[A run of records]
— start —
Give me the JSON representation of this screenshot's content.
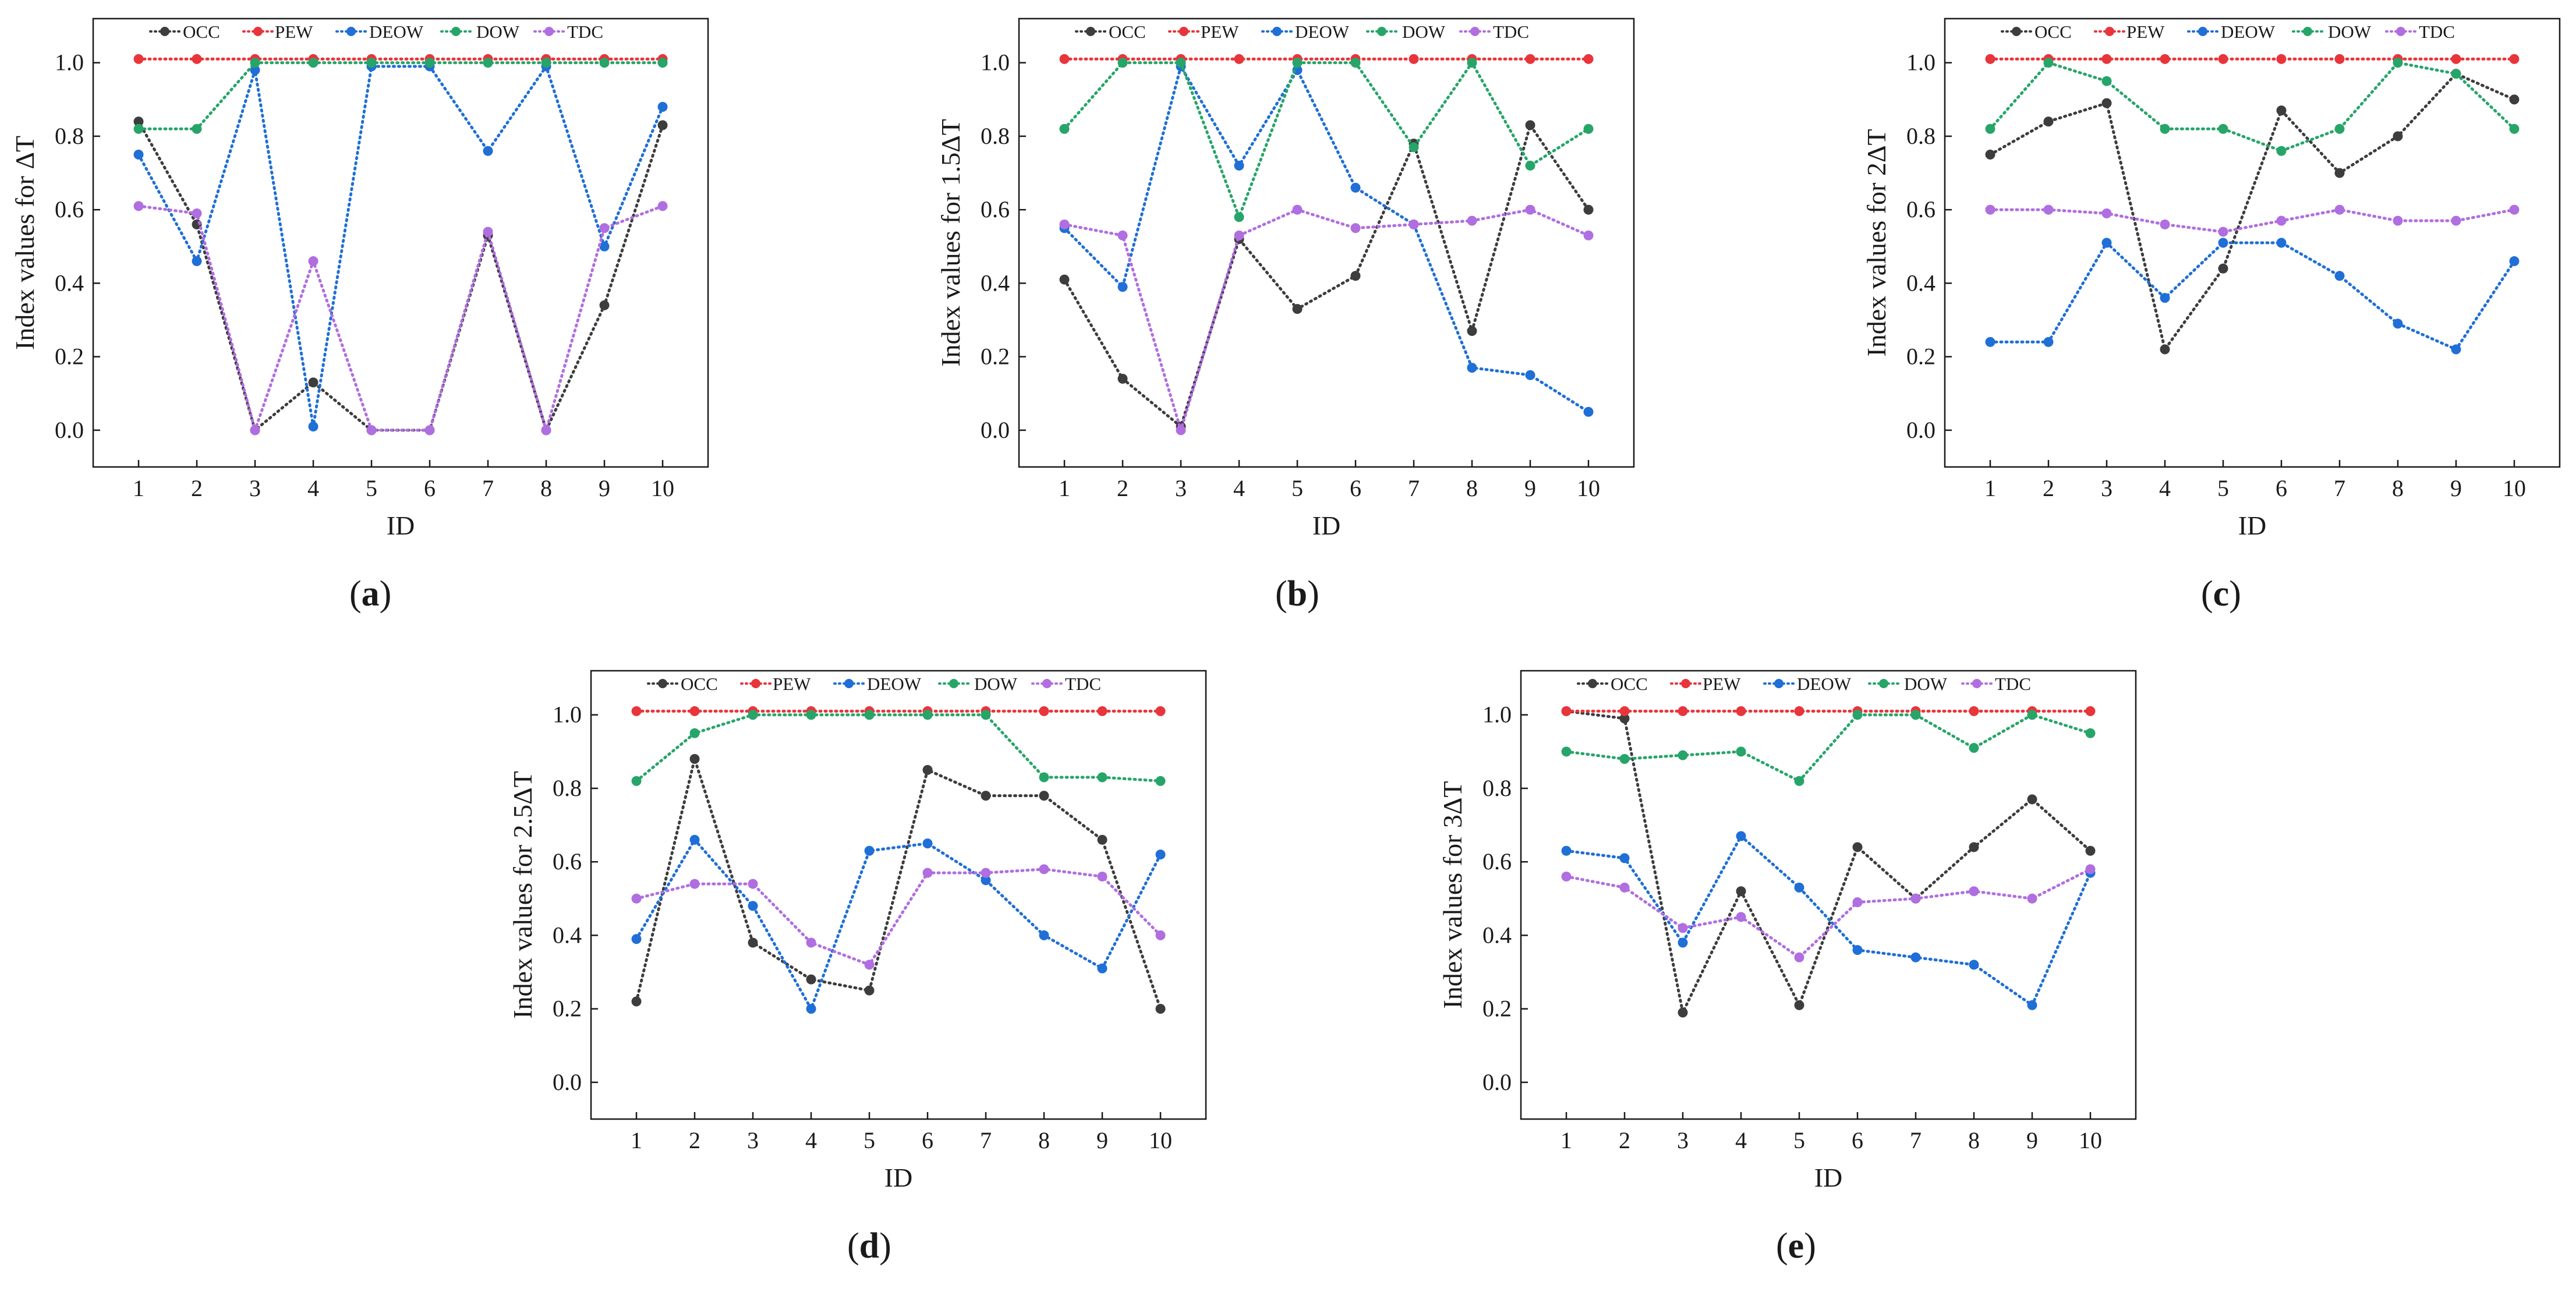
{
  "figure": {
    "panel_labels": [
      "(a)",
      "(b)",
      "(c)",
      "(d)",
      "(e)"
    ],
    "colors": {
      "OCC": "#3d3d3d",
      "PEW": "#e8353b",
      "DEOW": "#1f6fd6",
      "DOW": "#27a569",
      "TDC": "#b06ee0",
      "axis": "#1a1a1a"
    }
  },
  "chart_data": [
    {
      "type": "line",
      "panel_label": "(a)",
      "title": "",
      "xlabel": "ID",
      "ylabel": "Index values for ΔT",
      "categories": [
        "1",
        "2",
        "3",
        "4",
        "5",
        "6",
        "7",
        "8",
        "9",
        "10"
      ],
      "yticks": [
        "0.0",
        "0.2",
        "0.4",
        "0.6",
        "0.8",
        "1.0"
      ],
      "ylim": [
        -0.1,
        1.12
      ],
      "legend": "top",
      "series": [
        {
          "name": "OCC",
          "values": [
            0.84,
            0.56,
            0.0,
            0.13,
            0.0,
            0.0,
            0.53,
            0.0,
            0.34,
            0.83
          ]
        },
        {
          "name": "PEW",
          "values": [
            1.01,
            1.01,
            1.01,
            1.01,
            1.01,
            1.01,
            1.01,
            1.01,
            1.01,
            1.01
          ]
        },
        {
          "name": "DEOW",
          "values": [
            0.75,
            0.46,
            0.98,
            0.01,
            0.99,
            0.99,
            0.76,
            0.99,
            0.5,
            0.88
          ]
        },
        {
          "name": "DOW",
          "values": [
            0.82,
            0.82,
            1.0,
            1.0,
            1.0,
            1.0,
            1.0,
            1.0,
            1.0,
            1.0
          ]
        },
        {
          "name": "TDC",
          "values": [
            0.61,
            0.59,
            0.0,
            0.46,
            0.0,
            0.0,
            0.54,
            0.0,
            0.55,
            0.61
          ]
        }
      ]
    },
    {
      "type": "line",
      "panel_label": "(b)",
      "title": "",
      "xlabel": "ID",
      "ylabel": "Index values for 1.5ΔT",
      "categories": [
        "1",
        "2",
        "3",
        "4",
        "5",
        "6",
        "7",
        "8",
        "9",
        "10"
      ],
      "yticks": [
        "0.0",
        "0.2",
        "0.4",
        "0.6",
        "0.8",
        "1.0"
      ],
      "ylim": [
        -0.1,
        1.12
      ],
      "legend": "top",
      "series": [
        {
          "name": "OCC",
          "values": [
            0.41,
            0.14,
            0.01,
            0.52,
            0.33,
            0.42,
            0.78,
            0.27,
            0.83,
            0.6
          ]
        },
        {
          "name": "PEW",
          "values": [
            1.01,
            1.01,
            1.01,
            1.01,
            1.01,
            1.01,
            1.01,
            1.01,
            1.01,
            1.01
          ]
        },
        {
          "name": "DEOW",
          "values": [
            0.55,
            0.39,
            0.99,
            0.72,
            0.98,
            0.66,
            0.56,
            0.17,
            0.15,
            0.05
          ]
        },
        {
          "name": "DOW",
          "values": [
            0.82,
            1.0,
            1.0,
            0.58,
            1.0,
            1.0,
            0.77,
            1.0,
            0.72,
            0.82
          ]
        },
        {
          "name": "TDC",
          "values": [
            0.56,
            0.53,
            0.0,
            0.53,
            0.6,
            0.55,
            0.56,
            0.57,
            0.6,
            0.53
          ]
        }
      ]
    },
    {
      "type": "line",
      "panel_label": "(c)",
      "title": "",
      "xlabel": "ID",
      "ylabel": "Index values for 2ΔT",
      "categories": [
        "1",
        "2",
        "3",
        "4",
        "5",
        "6",
        "7",
        "8",
        "9",
        "10"
      ],
      "yticks": [
        "0.0",
        "0.2",
        "0.4",
        "0.6",
        "0.8",
        "1.0"
      ],
      "ylim": [
        -0.1,
        1.12
      ],
      "legend": "top",
      "series": [
        {
          "name": "OCC",
          "values": [
            0.75,
            0.84,
            0.89,
            0.22,
            0.44,
            0.87,
            0.7,
            0.8,
            0.97,
            0.9
          ]
        },
        {
          "name": "PEW",
          "values": [
            1.01,
            1.01,
            1.01,
            1.01,
            1.01,
            1.01,
            1.01,
            1.01,
            1.01,
            1.01
          ]
        },
        {
          "name": "DEOW",
          "values": [
            0.24,
            0.24,
            0.51,
            0.36,
            0.51,
            0.51,
            0.42,
            0.29,
            0.22,
            0.46
          ]
        },
        {
          "name": "DOW",
          "values": [
            0.82,
            1.0,
            0.95,
            0.82,
            0.82,
            0.76,
            0.82,
            1.0,
            0.97,
            0.82
          ]
        },
        {
          "name": "TDC",
          "values": [
            0.6,
            0.6,
            0.59,
            0.56,
            0.54,
            0.57,
            0.6,
            0.57,
            0.57,
            0.6
          ]
        }
      ]
    },
    {
      "type": "line",
      "panel_label": "(d)",
      "title": "",
      "xlabel": "ID",
      "ylabel": "Index values for 2.5ΔT",
      "categories": [
        "1",
        "2",
        "3",
        "4",
        "5",
        "6",
        "7",
        "8",
        "9",
        "10"
      ],
      "yticks": [
        "0.0",
        "0.2",
        "0.4",
        "0.6",
        "0.8",
        "1.0"
      ],
      "ylim": [
        -0.1,
        1.12
      ],
      "legend": "top",
      "series": [
        {
          "name": "OCC",
          "values": [
            0.22,
            0.88,
            0.38,
            0.28,
            0.25,
            0.85,
            0.78,
            0.78,
            0.66,
            0.2
          ]
        },
        {
          "name": "PEW",
          "values": [
            1.01,
            1.01,
            1.01,
            1.01,
            1.01,
            1.01,
            1.01,
            1.01,
            1.01,
            1.01
          ]
        },
        {
          "name": "DEOW",
          "values": [
            0.39,
            0.66,
            0.48,
            0.2,
            0.63,
            0.65,
            0.55,
            0.4,
            0.31,
            0.62
          ]
        },
        {
          "name": "DOW",
          "values": [
            0.82,
            0.95,
            1.0,
            1.0,
            1.0,
            1.0,
            1.0,
            0.83,
            0.83,
            0.82
          ]
        },
        {
          "name": "TDC",
          "values": [
            0.5,
            0.54,
            0.54,
            0.38,
            0.32,
            0.57,
            0.57,
            0.58,
            0.56,
            0.4
          ]
        }
      ]
    },
    {
      "type": "line",
      "panel_label": "(e)",
      "title": "",
      "xlabel": "ID",
      "ylabel": "Index values for 3ΔT",
      "categories": [
        "1",
        "2",
        "3",
        "4",
        "5",
        "6",
        "7",
        "8",
        "9",
        "10"
      ],
      "yticks": [
        "0.0",
        "0.2",
        "0.4",
        "0.6",
        "0.8",
        "1.0"
      ],
      "ylim": [
        -0.1,
        1.12
      ],
      "legend": "top",
      "series": [
        {
          "name": "OCC",
          "values": [
            1.01,
            0.99,
            0.19,
            0.52,
            0.21,
            0.64,
            0.5,
            0.64,
            0.77,
            0.63
          ]
        },
        {
          "name": "PEW",
          "values": [
            1.01,
            1.01,
            1.01,
            1.01,
            1.01,
            1.01,
            1.01,
            1.01,
            1.01,
            1.01
          ]
        },
        {
          "name": "DEOW",
          "values": [
            0.63,
            0.61,
            0.38,
            0.67,
            0.53,
            0.36,
            0.34,
            0.32,
            0.21,
            0.57
          ]
        },
        {
          "name": "DOW",
          "values": [
            0.9,
            0.88,
            0.89,
            0.9,
            0.82,
            1.0,
            1.0,
            0.91,
            1.0,
            0.95
          ]
        },
        {
          "name": "TDC",
          "values": [
            0.56,
            0.53,
            0.42,
            0.45,
            0.34,
            0.49,
            0.5,
            0.52,
            0.5,
            0.58
          ]
        }
      ]
    }
  ]
}
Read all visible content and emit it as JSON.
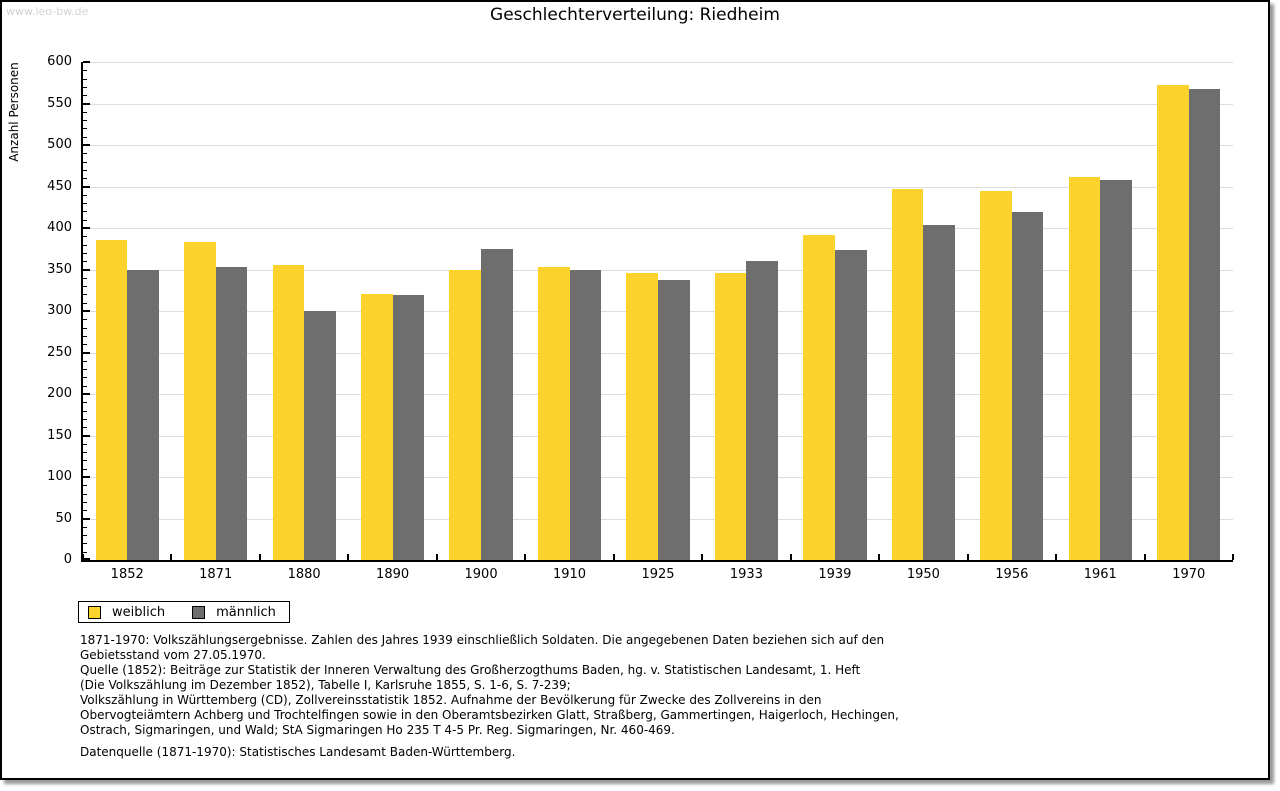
— end —
GOAL OF THE EXERCISE
Return the listing above word for word, with the pictures removed.

THE ANSWER
Give me the JSON representation of this screenshot's content.
{
  "figure": {
    "panel_labels": [
      "(a)",
      "(b)",
      "(c)",
      "(d)",
      "(e)"
    ],
    "colors": {
      "OCC": "#3d3d3d",
      "PEW": "#e8353b",
      "DEOW": "#1f6fd6",
      "DOW": "#27a569",
      "TDC": "#b06ee0",
      "axis": "#1a1a1a"
    }
  },
  "chart_data": [
    {
      "type": "line",
      "panel_label": "(a)",
      "title": "",
      "xlabel": "ID",
      "ylabel": "Index values for ΔT",
      "categories": [
        "1",
        "2",
        "3",
        "4",
        "5",
        "6",
        "7",
        "8",
        "9",
        "10"
      ],
      "yticks": [
        "0.0",
        "0.2",
        "0.4",
        "0.6",
        "0.8",
        "1.0"
      ],
      "ylim": [
        -0.1,
        1.12
      ],
      "legend": "top",
      "series": [
        {
          "name": "OCC",
          "values": [
            0.84,
            0.56,
            0.0,
            0.13,
            0.0,
            0.0,
            0.53,
            0.0,
            0.34,
            0.83
          ]
        },
        {
          "name": "PEW",
          "values": [
            1.01,
            1.01,
            1.01,
            1.01,
            1.01,
            1.01,
            1.01,
            1.01,
            1.01,
            1.01
          ]
        },
        {
          "name": "DEOW",
          "values": [
            0.75,
            0.46,
            0.98,
            0.01,
            0.99,
            0.99,
            0.76,
            0.99,
            0.5,
            0.88
          ]
        },
        {
          "name": "DOW",
          "values": [
            0.82,
            0.82,
            1.0,
            1.0,
            1.0,
            1.0,
            1.0,
            1.0,
            1.0,
            1.0
          ]
        },
        {
          "name": "TDC",
          "values": [
            0.61,
            0.59,
            0.0,
            0.46,
            0.0,
            0.0,
            0.54,
            0.0,
            0.55,
            0.61
          ]
        }
      ]
    },
    {
      "type": "line",
      "panel_label": "(b)",
      "title": "",
      "xlabel": "ID",
      "ylabel": "Index values for 1.5ΔT",
      "categories": [
        "1",
        "2",
        "3",
        "4",
        "5",
        "6",
        "7",
        "8",
        "9",
        "10"
      ],
      "yticks": [
        "0.0",
        "0.2",
        "0.4",
        "0.6",
        "0.8",
        "1.0"
      ],
      "ylim": [
        -0.1,
        1.12
      ],
      "legend": "top",
      "series": [
        {
          "name": "OCC",
          "values": [
            0.41,
            0.14,
            0.01,
            0.52,
            0.33,
            0.42,
            0.78,
            0.27,
            0.83,
            0.6
          ]
        },
        {
          "name": "PEW",
          "values": [
            1.01,
            1.01,
            1.01,
            1.01,
            1.01,
            1.01,
            1.01,
            1.01,
            1.01,
            1.01
          ]
        },
        {
          "name": "DEOW",
          "values": [
            0.55,
            0.39,
            0.99,
            0.72,
            0.98,
            0.66,
            0.56,
            0.17,
            0.15,
            0.05
          ]
        },
        {
          "name": "DOW",
          "values": [
            0.82,
            1.0,
            1.0,
            0.58,
            1.0,
            1.0,
            0.77,
            1.0,
            0.72,
            0.82
          ]
        },
        {
          "name": "TDC",
          "values": [
            0.56,
            0.53,
            0.0,
            0.53,
            0.6,
            0.55,
            0.56,
            0.57,
            0.6,
            0.53
          ]
        }
      ]
    },
    {
      "type": "line",
      "panel_label": "(c)",
      "title": "",
      "xlabel": "ID",
      "ylabel": "Index values for 2ΔT",
      "categories": [
        "1",
        "2",
        "3",
        "4",
        "5",
        "6",
        "7",
        "8",
        "9",
        "10"
      ],
      "yticks": [
        "0.0",
        "0.2",
        "0.4",
        "0.6",
        "0.8",
        "1.0"
      ],
      "ylim": [
        -0.1,
        1.12
      ],
      "legend": "top",
      "series": [
        {
          "name": "OCC",
          "values": [
            0.75,
            0.84,
            0.89,
            0.22,
            0.44,
            0.87,
            0.7,
            0.8,
            0.97,
            0.9
          ]
        },
        {
          "name": "PEW",
          "values": [
            1.01,
            1.01,
            1.01,
            1.01,
            1.01,
            1.01,
            1.01,
            1.01,
            1.01,
            1.01
          ]
        },
        {
          "name": "DEOW",
          "values": [
            0.24,
            0.24,
            0.51,
            0.36,
            0.51,
            0.51,
            0.42,
            0.29,
            0.22,
            0.46
          ]
        },
        {
          "name": "DOW",
          "values": [
            0.82,
            1.0,
            0.95,
            0.82,
            0.82,
            0.76,
            0.82,
            1.0,
            0.97,
            0.82
          ]
        },
        {
          "name": "TDC",
          "values": [
            0.6,
            0.6,
            0.59,
            0.56,
            0.54,
            0.57,
            0.6,
            0.57,
            0.57,
            0.6
          ]
        }
      ]
    },
    {
      "type": "line",
      "panel_label": "(d)",
      "title": "",
      "xlabel": "ID",
      "ylabel": "Index values for 2.5ΔT",
      "categories": [
        "1",
        "2",
        "3",
        "4",
        "5",
        "6",
        "7",
        "8",
        "9",
        "10"
      ],
      "yticks": [
        "0.0",
        "0.2",
        "0.4",
        "0.6",
        "0.8",
        "1.0"
      ],
      "ylim": [
        -0.1,
        1.12
      ],
      "legend": "top",
      "series": [
        {
          "name": "OCC",
          "values": [
            0.22,
            0.88,
            0.38,
            0.28,
            0.25,
            0.85,
            0.78,
            0.78,
            0.66,
            0.2
          ]
        },
        {
          "name": "PEW",
          "values": [
            1.01,
            1.01,
            1.01,
            1.01,
            1.01,
            1.01,
            1.01,
            1.01,
            1.01,
            1.01
          ]
        },
        {
          "name": "DEOW",
          "values": [
            0.39,
            0.66,
            0.48,
            0.2,
            0.63,
            0.65,
            0.55,
            0.4,
            0.31,
            0.62
          ]
        },
        {
          "name": "DOW",
          "values": [
            0.82,
            0.95,
            1.0,
            1.0,
            1.0,
            1.0,
            1.0,
            0.83,
            0.83,
            0.82
          ]
        },
        {
          "name": "TDC",
          "values": [
            0.5,
            0.54,
            0.54,
            0.38,
            0.32,
            0.57,
            0.57,
            0.58,
            0.56,
            0.4
          ]
        }
      ]
    },
    {
      "type": "line",
      "panel_label": "(e)",
      "title": "",
      "xlabel": "ID",
      "ylabel": "Index values for 3ΔT",
      "categories": [
        "1",
        "2",
        "3",
        "4",
        "5",
        "6",
        "7",
        "8",
        "9",
        "10"
      ],
      "yticks": [
        "0.0",
        "0.2",
        "0.4",
        "0.6",
        "0.8",
        "1.0"
      ],
      "ylim": [
        -0.1,
        1.12
      ],
      "legend": "top",
      "series": [
        {
          "name": "OCC",
          "values": [
            1.01,
            0.99,
            0.19,
            0.52,
            0.21,
            0.64,
            0.5,
            0.64,
            0.77,
            0.63
          ]
        },
        {
          "name": "PEW",
          "values": [
            1.01,
            1.01,
            1.01,
            1.01,
            1.01,
            1.01,
            1.01,
            1.01,
            1.01,
            1.01
          ]
        },
        {
          "name": "DEOW",
          "values": [
            0.63,
            0.61,
            0.38,
            0.67,
            0.53,
            0.36,
            0.34,
            0.32,
            0.21,
            0.57
          ]
        },
        {
          "name": "DOW",
          "values": [
            0.9,
            0.88,
            0.89,
            0.9,
            0.82,
            1.0,
            1.0,
            0.91,
            1.0,
            0.95
          ]
        },
        {
          "name": "TDC",
          "values": [
            0.56,
            0.53,
            0.42,
            0.45,
            0.34,
            0.49,
            0.5,
            0.52,
            0.5,
            0.58
          ]
        }
      ]
    }
  ]
}
Read all visible content and emit it as JSON.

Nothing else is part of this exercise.